Stored items from a collection:
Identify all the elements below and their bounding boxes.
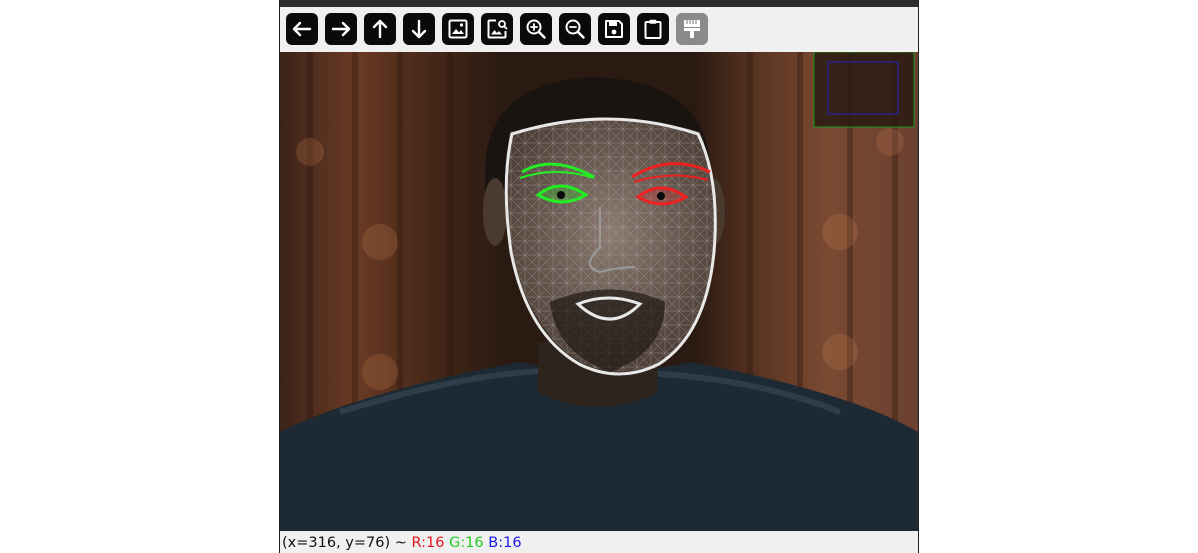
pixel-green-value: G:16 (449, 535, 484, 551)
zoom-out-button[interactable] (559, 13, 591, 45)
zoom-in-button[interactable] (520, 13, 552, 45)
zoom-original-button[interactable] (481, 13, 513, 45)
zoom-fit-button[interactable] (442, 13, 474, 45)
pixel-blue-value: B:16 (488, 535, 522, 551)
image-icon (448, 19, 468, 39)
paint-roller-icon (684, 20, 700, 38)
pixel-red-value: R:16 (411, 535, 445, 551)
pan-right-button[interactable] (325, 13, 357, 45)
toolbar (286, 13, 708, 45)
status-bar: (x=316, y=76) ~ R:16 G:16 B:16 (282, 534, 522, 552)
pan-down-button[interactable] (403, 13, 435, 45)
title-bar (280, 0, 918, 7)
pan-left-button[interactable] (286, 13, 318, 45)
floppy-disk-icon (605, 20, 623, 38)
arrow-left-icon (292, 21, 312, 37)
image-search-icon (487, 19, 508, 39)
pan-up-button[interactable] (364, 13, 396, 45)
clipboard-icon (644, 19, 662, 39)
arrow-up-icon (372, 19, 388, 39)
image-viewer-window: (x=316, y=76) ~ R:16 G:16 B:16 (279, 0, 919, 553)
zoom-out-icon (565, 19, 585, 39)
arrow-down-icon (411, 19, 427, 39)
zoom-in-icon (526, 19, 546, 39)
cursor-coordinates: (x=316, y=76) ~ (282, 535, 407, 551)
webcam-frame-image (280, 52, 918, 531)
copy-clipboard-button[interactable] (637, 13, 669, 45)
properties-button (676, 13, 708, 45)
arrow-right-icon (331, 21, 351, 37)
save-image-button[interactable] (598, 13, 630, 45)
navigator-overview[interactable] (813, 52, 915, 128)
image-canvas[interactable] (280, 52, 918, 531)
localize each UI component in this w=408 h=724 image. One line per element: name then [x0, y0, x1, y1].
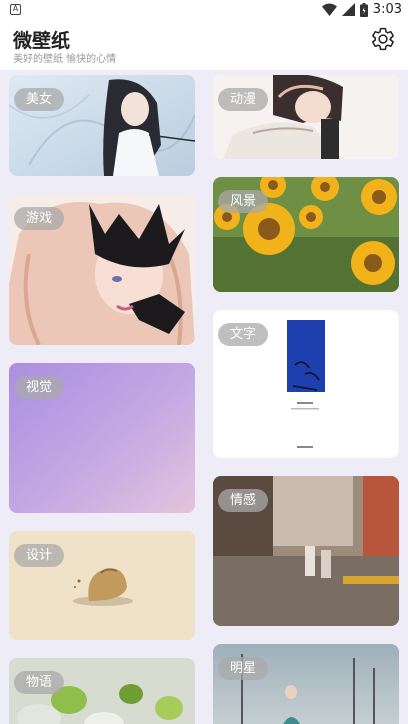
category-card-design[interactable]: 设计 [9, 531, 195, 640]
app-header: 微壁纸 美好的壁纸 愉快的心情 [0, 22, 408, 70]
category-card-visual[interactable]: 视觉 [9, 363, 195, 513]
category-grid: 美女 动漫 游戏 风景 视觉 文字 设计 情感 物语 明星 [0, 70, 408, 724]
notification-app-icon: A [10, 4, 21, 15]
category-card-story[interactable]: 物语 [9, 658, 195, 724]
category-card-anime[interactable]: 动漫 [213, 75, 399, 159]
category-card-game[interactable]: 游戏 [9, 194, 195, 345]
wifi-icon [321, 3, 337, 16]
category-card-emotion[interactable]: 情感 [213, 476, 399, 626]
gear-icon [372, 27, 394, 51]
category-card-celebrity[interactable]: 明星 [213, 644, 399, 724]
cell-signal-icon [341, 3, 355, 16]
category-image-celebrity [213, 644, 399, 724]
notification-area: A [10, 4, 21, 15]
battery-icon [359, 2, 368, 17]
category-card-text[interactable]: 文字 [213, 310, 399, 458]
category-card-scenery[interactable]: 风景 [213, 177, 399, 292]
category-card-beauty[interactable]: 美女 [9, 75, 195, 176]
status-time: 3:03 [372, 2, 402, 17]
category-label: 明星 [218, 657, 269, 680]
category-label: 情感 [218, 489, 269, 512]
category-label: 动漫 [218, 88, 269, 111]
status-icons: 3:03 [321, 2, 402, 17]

WRITTEN REQUEST: Reproduce all the lines above, substituting "clickable" for every occurrence of "interactable" and changing nothing else. Leave the pictures out of your answer.

THE OUTPUT:
Identify all the elements below and their bounding boxes.
pixel-green-value: G:16 (449, 535, 484, 551)
zoom-out-button[clickable] (559, 13, 591, 45)
zoom-in-button[clickable] (520, 13, 552, 45)
zoom-original-button[clickable] (481, 13, 513, 45)
zoom-fit-button[clickable] (442, 13, 474, 45)
pixel-blue-value: B:16 (488, 535, 522, 551)
image-icon (448, 19, 468, 39)
paint-roller-icon (684, 20, 700, 38)
pixel-red-value: R:16 (411, 535, 445, 551)
pan-right-button[clickable] (325, 13, 357, 45)
toolbar (286, 13, 708, 45)
status-bar: (x=316, y=76) ~ R:16 G:16 B:16 (282, 534, 522, 552)
pan-down-button[clickable] (403, 13, 435, 45)
title-bar (280, 0, 918, 7)
pan-left-button[clickable] (286, 13, 318, 45)
floppy-disk-icon (605, 20, 623, 38)
arrow-left-icon (292, 21, 312, 37)
image-search-icon (487, 19, 508, 39)
pan-up-button[clickable] (364, 13, 396, 45)
clipboard-icon (644, 19, 662, 39)
arrow-up-icon (372, 19, 388, 39)
image-viewer-window: (x=316, y=76) ~ R:16 G:16 B:16 (279, 0, 919, 553)
zoom-out-icon (565, 19, 585, 39)
arrow-down-icon (411, 19, 427, 39)
zoom-in-icon (526, 19, 546, 39)
cursor-coordinates: (x=316, y=76) ~ (282, 535, 407, 551)
webcam-frame-image (280, 52, 918, 531)
copy-clipboard-button[clickable] (637, 13, 669, 45)
properties-button (676, 13, 708, 45)
arrow-right-icon (331, 21, 351, 37)
save-image-button[clickable] (598, 13, 630, 45)
navigator-overview[clickable] (813, 52, 915, 128)
image-canvas[clickable] (280, 52, 918, 531)
localize each UI component in this w=408 h=724 image. One line per element: name then [x0, y0, x1, y1].
category-card-design[clickable]: 设计 [9, 531, 195, 640]
app-header: 微壁纸 美好的壁纸 愉快的心情 [0, 22, 408, 70]
category-card-visual[clickable]: 视觉 [9, 363, 195, 513]
category-grid: 美女 动漫 游戏 风景 视觉 文字 设计 情感 物语 明星 [0, 70, 408, 724]
notification-app-icon: A [10, 4, 21, 15]
category-card-story[clickable]: 物语 [9, 658, 195, 724]
category-card-anime[clickable]: 动漫 [213, 75, 399, 159]
category-card-game[clickable]: 游戏 [9, 194, 195, 345]
wifi-icon [321, 3, 337, 16]
category-card-emotion[clickable]: 情感 [213, 476, 399, 626]
gear-icon [372, 27, 394, 51]
category-card-celebrity[clickable]: 明星 [213, 644, 399, 724]
cell-signal-icon [341, 3, 355, 16]
category-image-celebrity [213, 644, 399, 724]
notification-area: A [10, 4, 21, 15]
battery-icon [359, 2, 368, 17]
category-card-text[clickable]: 文字 [213, 310, 399, 458]
category-card-scenery[clickable]: 风景 [213, 177, 399, 292]
category-card-beauty[clickable]: 美女 [9, 75, 195, 176]
status-time: 3:03 [372, 2, 402, 17]
category-label: 明星 [218, 657, 269, 680]
category-label: 情感 [218, 489, 269, 512]
category-label: 动漫 [218, 88, 269, 111]
status-icons: 3:03 [321, 2, 402, 17]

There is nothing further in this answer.